In the data below, locate each line with the word "قائما" and list it.

# Data rows start

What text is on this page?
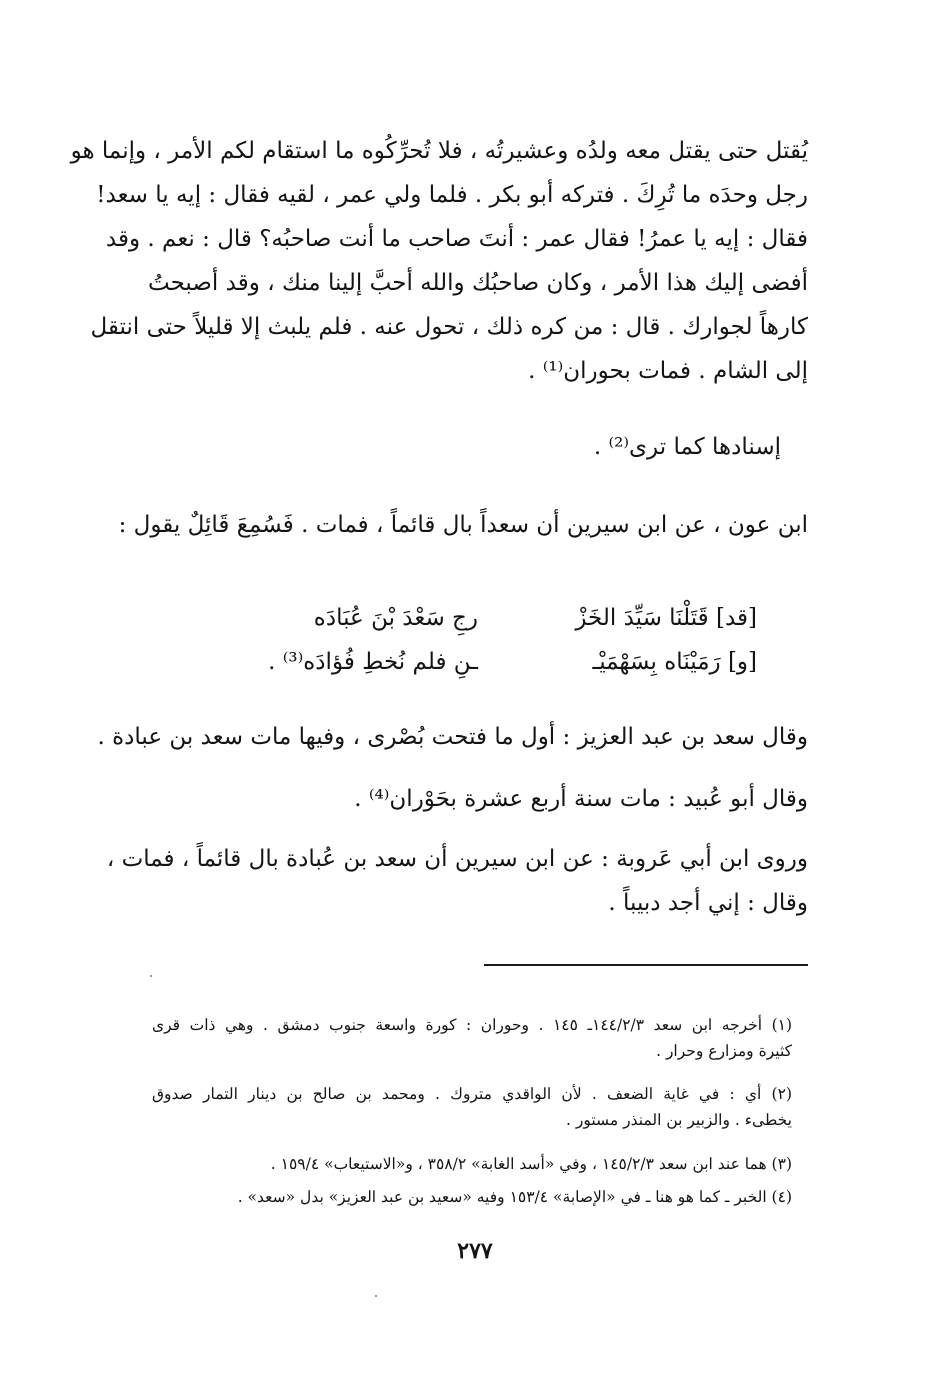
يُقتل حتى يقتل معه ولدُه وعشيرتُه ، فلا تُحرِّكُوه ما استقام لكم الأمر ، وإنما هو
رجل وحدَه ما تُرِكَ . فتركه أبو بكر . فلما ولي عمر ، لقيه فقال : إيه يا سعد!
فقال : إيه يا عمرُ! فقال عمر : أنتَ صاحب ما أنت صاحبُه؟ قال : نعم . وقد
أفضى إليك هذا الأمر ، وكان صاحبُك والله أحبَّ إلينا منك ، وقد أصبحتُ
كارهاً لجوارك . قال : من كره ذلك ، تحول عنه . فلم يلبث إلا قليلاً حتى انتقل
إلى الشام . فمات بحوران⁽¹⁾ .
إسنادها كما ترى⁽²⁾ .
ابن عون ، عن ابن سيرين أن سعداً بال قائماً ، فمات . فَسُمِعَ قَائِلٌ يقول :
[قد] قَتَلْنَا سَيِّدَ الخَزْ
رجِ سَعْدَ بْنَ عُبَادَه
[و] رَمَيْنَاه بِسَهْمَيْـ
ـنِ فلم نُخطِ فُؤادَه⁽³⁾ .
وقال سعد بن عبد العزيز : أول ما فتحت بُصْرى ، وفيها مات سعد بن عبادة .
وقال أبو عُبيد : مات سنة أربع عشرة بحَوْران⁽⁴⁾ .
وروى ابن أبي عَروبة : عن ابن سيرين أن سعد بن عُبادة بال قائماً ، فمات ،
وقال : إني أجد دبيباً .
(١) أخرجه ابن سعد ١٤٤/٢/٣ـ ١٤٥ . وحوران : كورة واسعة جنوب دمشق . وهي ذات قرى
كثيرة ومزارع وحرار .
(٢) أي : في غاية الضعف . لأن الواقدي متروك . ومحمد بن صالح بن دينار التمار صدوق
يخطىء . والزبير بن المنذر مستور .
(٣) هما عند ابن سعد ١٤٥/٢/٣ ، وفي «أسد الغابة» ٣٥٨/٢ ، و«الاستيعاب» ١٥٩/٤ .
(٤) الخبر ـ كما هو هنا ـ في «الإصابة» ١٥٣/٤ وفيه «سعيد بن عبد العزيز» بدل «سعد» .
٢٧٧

# Data rows end
# Data rows start

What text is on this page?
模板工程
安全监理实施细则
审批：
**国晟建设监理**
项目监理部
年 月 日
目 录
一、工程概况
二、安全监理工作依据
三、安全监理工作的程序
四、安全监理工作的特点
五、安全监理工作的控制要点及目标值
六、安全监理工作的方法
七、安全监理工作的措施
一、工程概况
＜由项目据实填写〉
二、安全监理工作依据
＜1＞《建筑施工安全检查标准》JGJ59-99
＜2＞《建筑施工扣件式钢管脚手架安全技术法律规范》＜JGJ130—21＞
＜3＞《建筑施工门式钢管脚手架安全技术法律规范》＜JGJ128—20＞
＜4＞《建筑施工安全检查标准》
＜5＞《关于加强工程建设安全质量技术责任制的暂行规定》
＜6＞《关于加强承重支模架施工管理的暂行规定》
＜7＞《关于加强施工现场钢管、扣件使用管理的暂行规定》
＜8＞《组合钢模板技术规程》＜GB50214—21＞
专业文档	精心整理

# Data rows end
# Data rows start

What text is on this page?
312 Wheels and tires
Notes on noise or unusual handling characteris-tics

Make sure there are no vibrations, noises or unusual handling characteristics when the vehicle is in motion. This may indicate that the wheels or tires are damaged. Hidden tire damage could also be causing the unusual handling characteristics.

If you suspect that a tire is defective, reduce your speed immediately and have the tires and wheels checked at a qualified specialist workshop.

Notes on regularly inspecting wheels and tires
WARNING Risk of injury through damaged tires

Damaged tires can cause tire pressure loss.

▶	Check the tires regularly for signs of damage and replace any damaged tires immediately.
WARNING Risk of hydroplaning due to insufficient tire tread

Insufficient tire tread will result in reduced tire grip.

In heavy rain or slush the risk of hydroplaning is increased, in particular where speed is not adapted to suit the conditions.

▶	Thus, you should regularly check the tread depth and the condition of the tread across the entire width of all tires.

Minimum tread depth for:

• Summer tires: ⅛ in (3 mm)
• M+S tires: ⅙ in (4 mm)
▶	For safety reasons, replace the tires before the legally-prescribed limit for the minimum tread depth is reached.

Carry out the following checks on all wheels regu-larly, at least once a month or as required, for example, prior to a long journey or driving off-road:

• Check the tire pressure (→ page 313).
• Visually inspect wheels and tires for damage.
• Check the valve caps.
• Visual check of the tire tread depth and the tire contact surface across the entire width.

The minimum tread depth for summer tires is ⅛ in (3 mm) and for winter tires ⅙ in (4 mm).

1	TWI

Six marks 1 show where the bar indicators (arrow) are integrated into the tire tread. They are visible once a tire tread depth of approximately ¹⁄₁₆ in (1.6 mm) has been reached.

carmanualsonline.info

# Data rows end

**Answer below**
ابن عون ، عن ابن سيرين أن سعداً بال قائماً ، فمات . فَسُمِعَ قَائِلٌ يقول :
وروى ابن أبي عَروبة : عن ابن سيرين أن سعد بن عُبادة بال قائماً ، فمات ،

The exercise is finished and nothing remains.